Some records
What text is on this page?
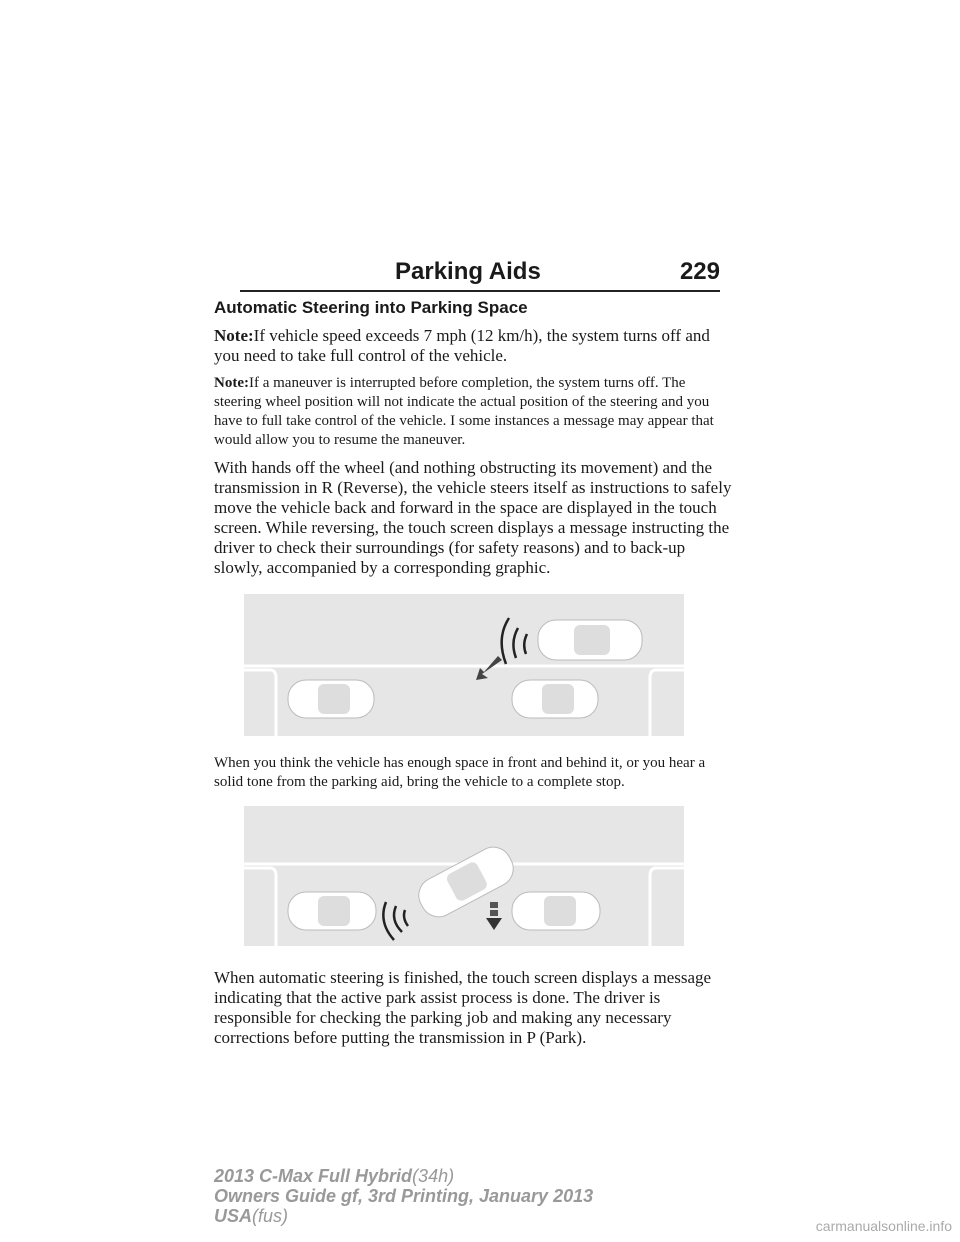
Parking Aids	229
Automatic Steering into Parking Space

Note:If vehicle speed exceeds 7 mph (12 km/h), the system turns off and you need to take full control of the vehicle.

Note:If a maneuver is interrupted before completion, the system turns off. The steering wheel position will not indicate the actual position of the steering and you have to full take control of the vehicle. I some instances a message may appear that would allow you to resume the maneuver.

With hands off the wheel (and nothing obstructing its movement) and the transmission in R (Reverse), the vehicle steers itself as instructions to safely move the vehicle back and forward in the space are displayed in the touch screen. While reversing, the touch screen displays a message instructing the driver to check their surroundings (for safety reasons) and to back-up slowly, accompanied by a corresponding graphic.

When you think the vehicle has enough space in front and behind it, or you hear a solid tone from the parking aid, bring the vehicle to a complete stop.

When automatic steering is finished, the touch screen displays a message indicating that the active park assist process is done. The driver is responsible for checking the parking job and making any necessary corrections before putting the transmission in P (Park).

2013 C-Max Full Hybrid(34h)
Owners Guide gf, 3rd Printing, January 2013
USA(fus)	carmanualsonline.info
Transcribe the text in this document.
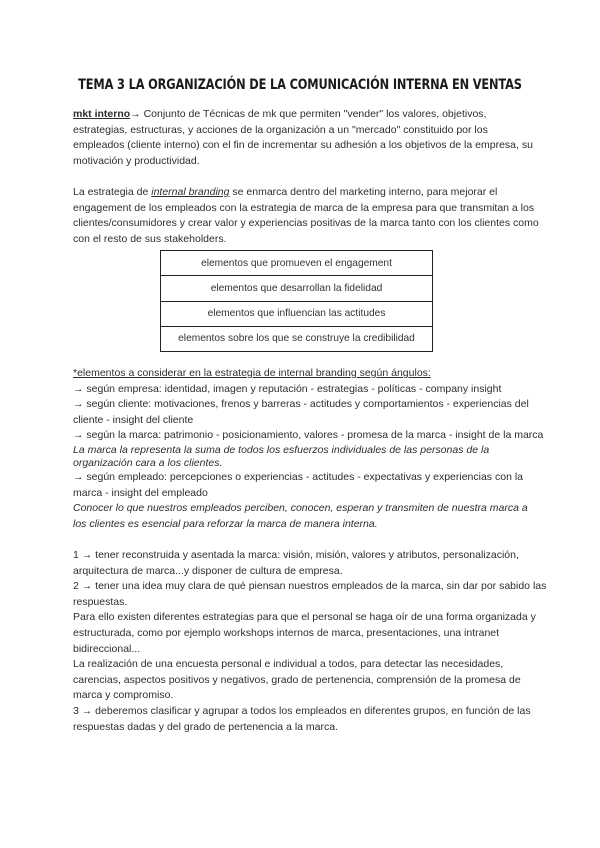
TEMA 3 LA ORGANIZACIÓN DE LA COMUNICACIÓN INTERNA EN VENTAS
mkt interno→ Conjunto de Técnicas de mk que permiten "vender" los valores, objetivos,
estrategias, estructuras, y acciones de la organización a un "mercado" constituido por los
empleados (cliente interno) con el fin de incrementar su adhesión a los objetivos de la empresa, su
motivación y productividad.
La estrategia de internal branding se enmarca dentro del marketing interno, para mejorar el
engagement de los empleados con la estrategia de marca de la empresa para que transmitan a los
clientes/consumidores y crear valor y experiencias positivas de la marca tanto con los clientes como
con el resto de sus stakeholders.
elementos que promueven el engagement
elementos que desarrollan la fidelidad
elementos que influencian las actitudes
elementos sobre los que se construye la credibilidad
*elementos a considerar en la estrategia de internal branding según ángulos:
→ según empresa: identidad, imagen y reputación - estrategias - políticas - company insight
→ según cliente: motivaciones, frenos y barreras - actitudes y comportamientos - experiencias del
cliente - insight del cliente
→ según la marca: patrimonio - posicionamiento, valores - promesa de la marca - insight de la marca
La marca la representa la suma de todos los esfuerzos individuales de las personas de la
organización cara a los clientes.
→ según empleado: percepciones o experiencias - actitudes - expectativas y experiencias con la
marca - insight del empleado
Conocer lo que nuestros empleados perciben, conocen, esperan y transmiten de nuestra marca a
los clientes es esencial para reforzar la marca de manera interna.
1 → tener reconstruida y asentada la marca: visión, misión, valores y atributos, personalización,
arquitectura de marca...y disponer de cultura de empresa.
2 → tener una idea muy clara de qué piensan nuestros empleados de la marca, sin dar por sabido las
respuestas.
Para ello existen diferentes estrategias para que el personal se haga oír de una forma organizada y
estructurada, como por ejemplo workshops internos de marca, presentaciones, una intranet
bidireccional...
La realización de una encuesta personal e individual a todos, para detectar las necesidades,
carencias, aspectos positivos y negativos, grado de pertenencia, comprensión de la promesa de
marca y compromiso.
3 → deberemos clasificar y agrupar a todos los empleados en diferentes grupos, en función de las
respuestas dadas y del grado de pertenencia a la marca.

_Aim of the task_: Pictures appear in the records above. Output everything except them, exactly.

_Task result_:
What text is on this page?
Parking Aids	229
Automatic Steering into Parking Space

Note:If vehicle speed exceeds 7 mph (12 km/h), the system turns off and you need to take full control of the vehicle.

Note:If a maneuver is interrupted before completion, the system turns off. The steering wheel position will not indicate the actual position of the steering and you have to full take control of the vehicle. I some instances a message may appear that would allow you to resume the maneuver.

With hands off the wheel (and nothing obstructing its movement) and the transmission in R (Reverse), the vehicle steers itself as instructions to safely move the vehicle back and forward in the space are displayed in the touch screen. While reversing, the touch screen displays a message instructing the driver to check their surroundings (for safety reasons) and to back-up slowly, accompanied by a corresponding graphic.

When you think the vehicle has enough space in front and behind it, or you hear a solid tone from the parking aid, bring the vehicle to a complete stop.

When automatic steering is finished, the touch screen displays a message indicating that the active park assist process is done. The driver is responsible for checking the parking job and making any necessary corrections before putting the transmission in P (Park).

2013 C-Max Full Hybrid(34h)
Owners Guide gf, 3rd Printing, January 2013
USA(fus)	carmanualsonline.info
Transcribe the text in this document.
TEMA 3 LA ORGANIZACIÓN DE LA COMUNICACIÓN INTERNA EN VENTAS
mkt interno→ Conjunto de Técnicas de mk que permiten "vender" los valores, objetivos,
estrategias, estructuras, y acciones de la organización a un "mercado" constituido por los
empleados (cliente interno) con el fin de incrementar su adhesión a los objetivos de la empresa, su
motivación y productividad.
La estrategia de internal branding se enmarca dentro del marketing interno, para mejorar el
engagement de los empleados con la estrategia de marca de la empresa para que transmitan a los
clientes/consumidores y crear valor y experiencias positivas de la marca tanto con los clientes como
con el resto de sus stakeholders.
elementos que promueven el engagement
elementos que desarrollan la fidelidad
elementos que influencian las actitudes
elementos sobre los que se construye la credibilidad
*elementos a considerar en la estrategia de internal branding según ángulos:
→ según empresa: identidad, imagen y reputación - estrategias - políticas - company insight
→ según cliente: motivaciones, frenos y barreras - actitudes y comportamientos - experiencias del
cliente - insight del cliente
→ según la marca: patrimonio - posicionamiento, valores - promesa de la marca - insight de la marca
La marca la representa la suma de todos los esfuerzos individuales de las personas de la
organización cara a los clientes.
→ según empleado: percepciones o experiencias - actitudes - expectativas y experiencias con la
marca - insight del empleado
Conocer lo que nuestros empleados perciben, conocen, esperan y transmiten de nuestra marca a
los clientes es esencial para reforzar la marca de manera interna.
1 → tener reconstruida y asentada la marca: visión, misión, valores y atributos, personalización,
arquitectura de marca...y disponer de cultura de empresa.
2 → tener una idea muy clara de qué piensan nuestros empleados de la marca, sin dar por sabido las
respuestas.
Para ello existen diferentes estrategias para que el personal se haga oír de una forma organizada y
estructurada, como por ejemplo workshops internos de marca, presentaciones, una intranet
bidireccional...
La realización de una encuesta personal e individual a todos, para detectar las necesidades,
carencias, aspectos positivos y negativos, grado de pertenencia, comprensión de la promesa de
marca y compromiso.
3 → deberemos clasificar y agrupar a todos los empleados en diferentes grupos, en función de las
respuestas dadas y del grado de pertenencia a la marca.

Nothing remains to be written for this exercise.